*Material shown*:
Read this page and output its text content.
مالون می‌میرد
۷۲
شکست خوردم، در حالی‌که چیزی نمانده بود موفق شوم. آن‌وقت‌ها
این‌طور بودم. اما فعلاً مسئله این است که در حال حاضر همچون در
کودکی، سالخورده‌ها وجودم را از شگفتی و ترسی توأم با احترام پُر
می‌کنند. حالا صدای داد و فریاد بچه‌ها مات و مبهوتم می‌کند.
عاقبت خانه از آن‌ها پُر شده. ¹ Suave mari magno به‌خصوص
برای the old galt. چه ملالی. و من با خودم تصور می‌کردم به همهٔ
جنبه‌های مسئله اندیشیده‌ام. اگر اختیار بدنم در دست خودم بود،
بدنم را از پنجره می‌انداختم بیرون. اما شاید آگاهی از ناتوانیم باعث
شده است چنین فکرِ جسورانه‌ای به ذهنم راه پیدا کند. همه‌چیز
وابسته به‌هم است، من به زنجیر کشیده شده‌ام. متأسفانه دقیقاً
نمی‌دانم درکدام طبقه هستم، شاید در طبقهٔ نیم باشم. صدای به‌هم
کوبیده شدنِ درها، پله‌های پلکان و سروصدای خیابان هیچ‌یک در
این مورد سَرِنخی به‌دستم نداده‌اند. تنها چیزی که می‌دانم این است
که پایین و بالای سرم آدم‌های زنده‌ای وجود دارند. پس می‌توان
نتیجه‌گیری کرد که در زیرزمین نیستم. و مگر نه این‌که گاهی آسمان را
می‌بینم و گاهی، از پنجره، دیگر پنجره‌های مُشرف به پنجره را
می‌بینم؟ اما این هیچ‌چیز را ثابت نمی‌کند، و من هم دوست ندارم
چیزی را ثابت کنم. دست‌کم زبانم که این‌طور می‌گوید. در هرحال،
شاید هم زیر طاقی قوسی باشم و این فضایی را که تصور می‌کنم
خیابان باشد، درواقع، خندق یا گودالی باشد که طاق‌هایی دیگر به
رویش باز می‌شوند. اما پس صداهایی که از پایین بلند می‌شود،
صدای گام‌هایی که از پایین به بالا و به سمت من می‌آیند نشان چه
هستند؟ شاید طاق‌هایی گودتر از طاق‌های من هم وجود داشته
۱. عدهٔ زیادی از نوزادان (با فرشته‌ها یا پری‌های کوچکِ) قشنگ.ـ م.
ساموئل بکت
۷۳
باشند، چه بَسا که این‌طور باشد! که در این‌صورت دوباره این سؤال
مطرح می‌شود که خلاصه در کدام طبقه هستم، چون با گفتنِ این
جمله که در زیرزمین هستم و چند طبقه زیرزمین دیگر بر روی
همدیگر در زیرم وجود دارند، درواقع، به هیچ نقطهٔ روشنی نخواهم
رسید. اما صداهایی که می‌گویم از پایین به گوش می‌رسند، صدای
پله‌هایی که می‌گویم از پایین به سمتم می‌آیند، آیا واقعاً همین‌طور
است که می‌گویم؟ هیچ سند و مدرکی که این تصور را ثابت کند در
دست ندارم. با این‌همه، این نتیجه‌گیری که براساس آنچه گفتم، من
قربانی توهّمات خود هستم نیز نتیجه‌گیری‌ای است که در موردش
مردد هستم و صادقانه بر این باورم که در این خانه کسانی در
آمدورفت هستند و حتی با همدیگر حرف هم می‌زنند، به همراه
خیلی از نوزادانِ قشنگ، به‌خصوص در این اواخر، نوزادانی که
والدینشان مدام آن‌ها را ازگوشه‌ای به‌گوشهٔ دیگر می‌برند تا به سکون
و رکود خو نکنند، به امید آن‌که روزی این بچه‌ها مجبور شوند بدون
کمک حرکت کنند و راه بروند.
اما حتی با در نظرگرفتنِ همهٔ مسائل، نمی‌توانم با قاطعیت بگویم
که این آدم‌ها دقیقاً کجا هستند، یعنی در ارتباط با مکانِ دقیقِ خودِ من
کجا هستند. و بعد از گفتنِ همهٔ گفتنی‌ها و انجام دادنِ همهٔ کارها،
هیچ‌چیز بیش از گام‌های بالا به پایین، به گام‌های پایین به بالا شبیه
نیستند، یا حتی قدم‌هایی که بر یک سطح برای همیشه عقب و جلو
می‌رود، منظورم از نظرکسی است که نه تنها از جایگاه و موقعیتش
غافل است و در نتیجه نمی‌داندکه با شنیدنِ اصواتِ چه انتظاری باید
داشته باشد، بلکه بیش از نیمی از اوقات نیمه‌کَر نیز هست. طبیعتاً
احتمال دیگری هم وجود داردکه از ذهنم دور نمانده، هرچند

*Goal*: Report the number of lines of the listing above that hold the string "خصوص", with no other text.

*Solution for this problem*: 2